What to do: Identify the lines that contain the word "stops", then copy them.

(Dataset items)
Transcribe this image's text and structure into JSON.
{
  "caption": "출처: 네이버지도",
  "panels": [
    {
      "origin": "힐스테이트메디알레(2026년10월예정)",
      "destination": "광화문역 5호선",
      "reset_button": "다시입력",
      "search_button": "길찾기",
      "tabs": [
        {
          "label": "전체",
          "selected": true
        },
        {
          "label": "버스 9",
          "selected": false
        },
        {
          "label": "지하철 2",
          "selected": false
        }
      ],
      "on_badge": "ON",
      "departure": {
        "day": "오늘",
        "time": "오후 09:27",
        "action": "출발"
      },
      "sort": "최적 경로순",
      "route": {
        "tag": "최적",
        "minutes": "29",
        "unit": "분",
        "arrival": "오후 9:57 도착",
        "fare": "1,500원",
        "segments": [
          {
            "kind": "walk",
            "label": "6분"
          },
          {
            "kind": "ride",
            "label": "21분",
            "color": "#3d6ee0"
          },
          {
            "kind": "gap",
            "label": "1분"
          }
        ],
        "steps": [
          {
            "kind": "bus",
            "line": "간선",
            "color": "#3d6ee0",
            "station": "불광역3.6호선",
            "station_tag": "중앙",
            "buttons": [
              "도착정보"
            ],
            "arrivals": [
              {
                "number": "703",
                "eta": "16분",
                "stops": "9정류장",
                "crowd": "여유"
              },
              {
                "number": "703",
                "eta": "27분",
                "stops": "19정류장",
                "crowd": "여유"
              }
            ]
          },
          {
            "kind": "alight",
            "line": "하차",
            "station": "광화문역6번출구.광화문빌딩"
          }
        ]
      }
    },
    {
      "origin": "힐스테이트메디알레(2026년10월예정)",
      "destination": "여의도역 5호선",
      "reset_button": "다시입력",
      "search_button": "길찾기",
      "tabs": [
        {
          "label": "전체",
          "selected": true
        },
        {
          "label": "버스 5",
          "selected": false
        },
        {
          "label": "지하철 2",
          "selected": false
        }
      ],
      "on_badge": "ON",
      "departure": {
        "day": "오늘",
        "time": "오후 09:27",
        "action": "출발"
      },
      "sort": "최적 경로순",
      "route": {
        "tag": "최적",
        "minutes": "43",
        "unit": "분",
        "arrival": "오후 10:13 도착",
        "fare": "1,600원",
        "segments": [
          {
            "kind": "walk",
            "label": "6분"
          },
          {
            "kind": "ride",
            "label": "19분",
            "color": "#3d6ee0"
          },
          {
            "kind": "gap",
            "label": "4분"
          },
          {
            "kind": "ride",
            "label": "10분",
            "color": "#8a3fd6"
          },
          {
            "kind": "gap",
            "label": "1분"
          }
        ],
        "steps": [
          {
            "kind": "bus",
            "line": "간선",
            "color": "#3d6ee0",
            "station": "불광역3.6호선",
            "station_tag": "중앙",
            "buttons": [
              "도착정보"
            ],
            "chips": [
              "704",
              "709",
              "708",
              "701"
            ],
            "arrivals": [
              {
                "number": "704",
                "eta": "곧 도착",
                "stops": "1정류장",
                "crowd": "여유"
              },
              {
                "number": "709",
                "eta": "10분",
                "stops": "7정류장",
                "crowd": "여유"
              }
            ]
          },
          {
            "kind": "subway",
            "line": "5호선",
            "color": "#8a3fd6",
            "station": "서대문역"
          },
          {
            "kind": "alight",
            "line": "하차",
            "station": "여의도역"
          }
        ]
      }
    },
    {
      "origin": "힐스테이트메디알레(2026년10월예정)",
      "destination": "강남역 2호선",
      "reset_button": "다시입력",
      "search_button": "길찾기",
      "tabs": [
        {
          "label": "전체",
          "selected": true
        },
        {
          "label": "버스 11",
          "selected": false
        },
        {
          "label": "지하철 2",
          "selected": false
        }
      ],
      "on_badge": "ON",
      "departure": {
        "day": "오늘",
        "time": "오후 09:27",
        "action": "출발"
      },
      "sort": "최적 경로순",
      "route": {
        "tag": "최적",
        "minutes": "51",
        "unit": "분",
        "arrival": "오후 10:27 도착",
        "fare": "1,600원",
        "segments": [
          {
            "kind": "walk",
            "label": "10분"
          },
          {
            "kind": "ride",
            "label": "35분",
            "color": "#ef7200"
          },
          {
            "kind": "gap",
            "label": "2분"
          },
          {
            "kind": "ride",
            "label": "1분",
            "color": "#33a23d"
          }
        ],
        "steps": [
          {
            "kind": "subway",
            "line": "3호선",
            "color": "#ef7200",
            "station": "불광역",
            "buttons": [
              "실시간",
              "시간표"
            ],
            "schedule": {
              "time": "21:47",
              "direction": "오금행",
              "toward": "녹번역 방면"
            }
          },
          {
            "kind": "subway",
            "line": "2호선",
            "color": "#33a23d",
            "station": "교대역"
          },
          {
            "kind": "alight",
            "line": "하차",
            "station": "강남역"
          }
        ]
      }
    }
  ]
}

Output below:
                "stops": "9정류장",
                "stops": "19정류장",
                "stops": "1정류장",
                "stops": "7정류장",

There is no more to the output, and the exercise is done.